* Dataset records:
.....
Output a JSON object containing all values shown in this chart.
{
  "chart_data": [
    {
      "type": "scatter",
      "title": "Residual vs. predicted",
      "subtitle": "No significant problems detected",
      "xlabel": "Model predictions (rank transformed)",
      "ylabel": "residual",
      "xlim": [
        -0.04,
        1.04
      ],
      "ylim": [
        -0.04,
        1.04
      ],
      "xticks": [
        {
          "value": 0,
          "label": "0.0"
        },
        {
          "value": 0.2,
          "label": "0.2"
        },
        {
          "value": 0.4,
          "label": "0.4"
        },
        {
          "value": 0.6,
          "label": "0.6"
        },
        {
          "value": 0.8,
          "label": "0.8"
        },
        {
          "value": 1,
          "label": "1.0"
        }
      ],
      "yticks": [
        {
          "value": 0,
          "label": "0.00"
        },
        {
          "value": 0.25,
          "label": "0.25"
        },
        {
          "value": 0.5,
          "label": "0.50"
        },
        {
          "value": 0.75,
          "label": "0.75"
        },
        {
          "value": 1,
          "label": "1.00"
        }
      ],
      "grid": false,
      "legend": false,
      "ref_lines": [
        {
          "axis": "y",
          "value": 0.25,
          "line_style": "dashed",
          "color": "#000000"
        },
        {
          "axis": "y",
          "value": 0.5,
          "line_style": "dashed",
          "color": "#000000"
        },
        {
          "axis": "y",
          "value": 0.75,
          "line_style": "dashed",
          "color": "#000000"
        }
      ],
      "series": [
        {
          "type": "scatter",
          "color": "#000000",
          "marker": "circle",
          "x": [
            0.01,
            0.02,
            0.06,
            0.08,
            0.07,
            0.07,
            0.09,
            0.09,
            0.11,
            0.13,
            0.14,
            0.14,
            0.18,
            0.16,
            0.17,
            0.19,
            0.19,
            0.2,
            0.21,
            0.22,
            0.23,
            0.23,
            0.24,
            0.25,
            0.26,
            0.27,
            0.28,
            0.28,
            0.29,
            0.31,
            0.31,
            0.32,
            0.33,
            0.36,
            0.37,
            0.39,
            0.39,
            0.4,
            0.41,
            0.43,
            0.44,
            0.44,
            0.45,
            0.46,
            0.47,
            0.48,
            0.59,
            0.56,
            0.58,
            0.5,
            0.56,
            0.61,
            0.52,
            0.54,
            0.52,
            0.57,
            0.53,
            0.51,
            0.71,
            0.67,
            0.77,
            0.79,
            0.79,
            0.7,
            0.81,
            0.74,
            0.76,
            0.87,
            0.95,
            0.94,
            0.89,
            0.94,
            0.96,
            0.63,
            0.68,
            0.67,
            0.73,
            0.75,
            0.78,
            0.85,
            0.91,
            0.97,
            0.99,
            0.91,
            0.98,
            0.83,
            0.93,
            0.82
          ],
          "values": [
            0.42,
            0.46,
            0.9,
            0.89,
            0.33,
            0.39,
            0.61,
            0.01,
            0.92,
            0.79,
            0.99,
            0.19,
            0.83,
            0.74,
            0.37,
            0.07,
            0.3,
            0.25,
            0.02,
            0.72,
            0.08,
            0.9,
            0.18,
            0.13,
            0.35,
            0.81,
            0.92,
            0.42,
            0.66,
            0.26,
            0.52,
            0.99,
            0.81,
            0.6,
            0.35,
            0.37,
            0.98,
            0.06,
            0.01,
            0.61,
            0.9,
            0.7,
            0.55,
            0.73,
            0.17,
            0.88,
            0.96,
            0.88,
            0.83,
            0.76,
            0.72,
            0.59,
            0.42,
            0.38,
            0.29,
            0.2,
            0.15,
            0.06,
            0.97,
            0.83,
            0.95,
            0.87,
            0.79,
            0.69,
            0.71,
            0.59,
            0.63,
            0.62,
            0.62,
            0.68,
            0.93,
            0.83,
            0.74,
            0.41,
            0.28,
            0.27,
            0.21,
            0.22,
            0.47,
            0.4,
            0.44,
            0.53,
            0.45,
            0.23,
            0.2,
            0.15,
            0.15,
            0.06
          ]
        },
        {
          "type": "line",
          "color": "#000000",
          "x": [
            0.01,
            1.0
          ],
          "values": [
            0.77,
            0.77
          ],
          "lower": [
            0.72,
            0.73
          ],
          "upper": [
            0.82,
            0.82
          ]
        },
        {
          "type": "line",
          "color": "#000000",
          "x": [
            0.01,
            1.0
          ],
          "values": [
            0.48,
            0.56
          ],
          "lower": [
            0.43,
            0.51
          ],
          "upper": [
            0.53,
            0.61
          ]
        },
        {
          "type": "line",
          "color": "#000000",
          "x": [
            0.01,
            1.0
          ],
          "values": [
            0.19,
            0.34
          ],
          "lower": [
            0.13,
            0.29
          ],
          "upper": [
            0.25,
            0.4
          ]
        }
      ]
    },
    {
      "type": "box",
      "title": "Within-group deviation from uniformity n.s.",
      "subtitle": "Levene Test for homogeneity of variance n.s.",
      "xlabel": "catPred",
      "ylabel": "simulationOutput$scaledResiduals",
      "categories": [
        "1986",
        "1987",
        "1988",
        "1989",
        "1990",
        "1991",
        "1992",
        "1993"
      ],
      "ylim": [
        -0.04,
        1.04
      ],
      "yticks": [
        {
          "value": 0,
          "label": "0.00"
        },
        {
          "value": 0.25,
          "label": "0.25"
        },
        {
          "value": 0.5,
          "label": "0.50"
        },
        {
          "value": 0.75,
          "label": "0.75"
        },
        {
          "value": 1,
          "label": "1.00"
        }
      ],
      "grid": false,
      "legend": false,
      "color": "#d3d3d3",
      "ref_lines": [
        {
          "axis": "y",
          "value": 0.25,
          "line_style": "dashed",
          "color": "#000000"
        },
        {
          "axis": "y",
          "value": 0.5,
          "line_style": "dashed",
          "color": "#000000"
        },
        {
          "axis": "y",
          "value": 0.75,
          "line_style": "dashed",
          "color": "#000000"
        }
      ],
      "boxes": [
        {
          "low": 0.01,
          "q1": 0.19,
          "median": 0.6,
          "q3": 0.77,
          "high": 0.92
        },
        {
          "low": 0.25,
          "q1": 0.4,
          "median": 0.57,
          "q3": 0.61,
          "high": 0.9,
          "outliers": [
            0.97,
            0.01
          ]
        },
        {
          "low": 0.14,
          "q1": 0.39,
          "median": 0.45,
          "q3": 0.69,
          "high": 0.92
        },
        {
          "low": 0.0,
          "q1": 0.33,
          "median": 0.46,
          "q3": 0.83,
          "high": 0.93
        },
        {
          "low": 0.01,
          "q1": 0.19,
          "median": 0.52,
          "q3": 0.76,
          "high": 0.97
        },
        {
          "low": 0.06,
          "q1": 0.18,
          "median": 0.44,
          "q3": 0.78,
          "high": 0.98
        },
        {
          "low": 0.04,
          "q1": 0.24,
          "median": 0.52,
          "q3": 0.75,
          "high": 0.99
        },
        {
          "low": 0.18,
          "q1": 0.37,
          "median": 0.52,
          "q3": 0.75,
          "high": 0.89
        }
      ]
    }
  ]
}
.....
Can you give every line above again, exactly as written?

Output a JSON object containing all values shown in this chart.
{
  "chart_data": [
    {
      "type": "scatter",
      "title": "Residual vs. predicted",
      "subtitle": "No significant problems detected",
      "xlabel": "Model predictions (rank transformed)",
      "ylabel": "residual",
      "xlim": [
        -0.04,
        1.04
      ],
      "ylim": [
        -0.04,
        1.04
      ],
      "xticks": [
        {
          "value": 0,
          "label": "0.0"
        },
        {
          "value": 0.2,
          "label": "0.2"
        },
        {
          "value": 0.4,
          "label": "0.4"
        },
        {
          "value": 0.6,
          "label": "0.6"
        },
        {
          "value": 0.8,
          "label": "0.8"
        },
        {
          "value": 1,
          "label": "1.0"
        }
      ],
      "yticks": [
        {
          "value": 0,
          "label": "0.00"
        },
        {
          "value": 0.25,
          "label": "0.25"
        },
        {
          "value": 0.5,
          "label": "0.50"
        },
        {
          "value": 0.75,
          "label": "0.75"
        },
        {
          "value": 1,
          "label": "1.00"
        }
      ],
      "grid": false,
      "legend": false,
      "ref_lines": [
        {
          "axis": "y",
          "value": 0.25,
          "line_style": "dashed",
          "color": "#000000"
        },
        {
          "axis": "y",
          "value": 0.5,
          "line_style": "dashed",
          "color": "#000000"
        },
        {
          "axis": "y",
          "value": 0.75,
          "line_style": "dashed",
          "color": "#000000"
        }
      ],
      "series": [
        {
          "type": "scatter",
          "color": "#000000",
          "marker": "circle",
          "x": [
            0.01,
            0.02,
            0.06,
            0.08,
            0.07,
            0.07,
            0.09,
            0.09,
            0.11,
            0.13,
            0.14,
            0.14,
            0.18,
            0.16,
            0.17,
            0.19,
            0.19,
            0.2,
            0.21,
            0.22,
            0.23,
            0.23,
            0.24,
            0.25,
            0.26,
            0.27,
            0.28,
            0.28,
            0.29,
            0.31,
            0.31,
            0.32,
            0.33,
            0.36,
            0.37,
            0.39,
            0.39,
            0.4,
            0.41,
            0.43,
            0.44,
            0.44,
            0.45,
            0.46,
            0.47,
            0.48,
            0.59,
            0.56,
            0.58,
            0.5,
            0.56,
            0.61,
            0.52,
            0.54,
            0.52,
            0.57,
            0.53,
            0.51,
            0.71,
            0.67,
            0.77,
            0.79,
            0.79,
            0.7,
            0.81,
            0.74,
            0.76,
            0.87,
            0.95,
            0.94,
            0.89,
            0.94,
            0.96,
            0.63,
            0.68,
            0.67,
            0.73,
            0.75,
            0.78,
            0.85,
            0.91,
            0.97,
            0.99,
            0.91,
            0.98,
            0.83,
            0.93,
            0.82
          ],
          "values": [
            0.42,
            0.46,
            0.9,
            0.89,
            0.33,
            0.39,
            0.61,
            0.01,
            0.92,
            0.79,
            0.99,
            0.19,
            0.83,
            0.74,
            0.37,
            0.07,
            0.3,
            0.25,
            0.02,
            0.72,
            0.08,
            0.9,
            0.18,
            0.13,
            0.35,
            0.81,
            0.92,
            0.42,
            0.66,
            0.26,
            0.52,
            0.99,
            0.81,
            0.6,
            0.35,
            0.37,
            0.98,
            0.06,
            0.01,
            0.61,
            0.9,
            0.7,
            0.55,
            0.73,
            0.17,
            0.88,
            0.96,
            0.88,
            0.83,
            0.76,
            0.72,
            0.59,
            0.42,
            0.38,
            0.29,
            0.2,
            0.15,
            0.06,
            0.97,
            0.83,
            0.95,
            0.87,
            0.79,
            0.69,
            0.71,
            0.59,
            0.63,
            0.62,
            0.62,
            0.68,
            0.93,
            0.83,
            0.74,
            0.41,
            0.28,
            0.27,
            0.21,
            0.22,
            0.47,
            0.4,
            0.44,
            0.53,
            0.45,
            0.23,
            0.2,
            0.15,
            0.15,
            0.06
          ]
        },
        {
          "type": "line",
          "color": "#000000",
          "x": [
            0.01,
            1.0
          ],
          "values": [
            0.77,
            0.77
          ],
          "lower": [
            0.72,
            0.73
          ],
          "upper": [
            0.82,
            0.82
          ]
        },
        {
          "type": "line",
          "color": "#000000",
          "x": [
            0.01,
            1.0
          ],
          "values": [
            0.48,
            0.56
          ],
          "lower": [
            0.43,
            0.51
          ],
          "upper": [
            0.53,
            0.61
          ]
        },
        {
          "type": "line",
          "color": "#000000",
          "x": [
            0.01,
            1.0
          ],
          "values": [
            0.19,
            0.34
          ],
          "lower": [
            0.13,
            0.29
          ],
          "upper": [
            0.25,
            0.4
          ]
        }
      ]
    },
    {
      "type": "box",
      "title": "Within-group deviation from uniformity n.s.",
      "subtitle": "Levene Test for homogeneity of variance n.s.",
      "xlabel": "catPred",
      "ylabel": "simulationOutput$scaledResiduals",
      "categories": [
        "1986",
        "1987",
        "1988",
        "1989",
        "1990",
        "1991",
        "1992",
        "1993"
      ],
      "ylim": [
        -0.04,
        1.04
      ],
      "yticks": [
        {
          "value": 0,
          "label": "0.00"
        },
        {
          "value": 0.25,
          "label": "0.25"
        },
        {
          "value": 0.5,
          "label": "0.50"
        },
        {
          "value": 0.75,
          "label": "0.75"
        },
        {
          "value": 1,
          "label": "1.00"
        }
      ],
      "grid": false,
      "legend": false,
      "color": "#d3d3d3",
      "ref_lines": [
        {
          "axis": "y",
          "value": 0.25,
          "line_style": "dashed",
          "color": "#000000"
        },
        {
          "axis": "y",
          "value": 0.5,
          "line_style": "dashed",
          "color": "#000000"
        },
        {
          "axis": "y",
          "value": 0.75,
          "line_style": "dashed",
          "color": "#000000"
        }
      ],
      "boxes": [
        {
          "low": 0.01,
          "q1": 0.19,
          "median": 0.6,
          "q3": 0.77,
          "high": 0.92
        },
        {
          "low": 0.25,
          "q1": 0.4,
          "median": 0.57,
          "q3": 0.61,
          "high": 0.9,
          "outliers": [
            0.97,
            0.01
          ]
        },
        {
          "low": 0.14,
          "q1": 0.39,
          "median": 0.45,
          "q3": 0.69,
          "high": 0.92
        },
        {
          "low": 0.0,
          "q1": 0.33,
          "median": 0.46,
          "q3": 0.83,
          "high": 0.93
        },
        {
          "low": 0.01,
          "q1": 0.19,
          "median": 0.52,
          "q3": 0.76,
          "high": 0.97
        },
        {
          "low": 0.06,
          "q1": 0.18,
          "median": 0.44,
          "q3": 0.78,
          "high": 0.98
        },
        {
          "low": 0.04,
          "q1": 0.24,
          "median": 0.52,
          "q3": 0.75,
          "high": 0.99
        },
        {
          "low": 0.18,
          "q1": 0.37,
          "median": 0.52,
          "q3": 0.75,
          "high": 0.89
        }
      ]
    }
  ]
}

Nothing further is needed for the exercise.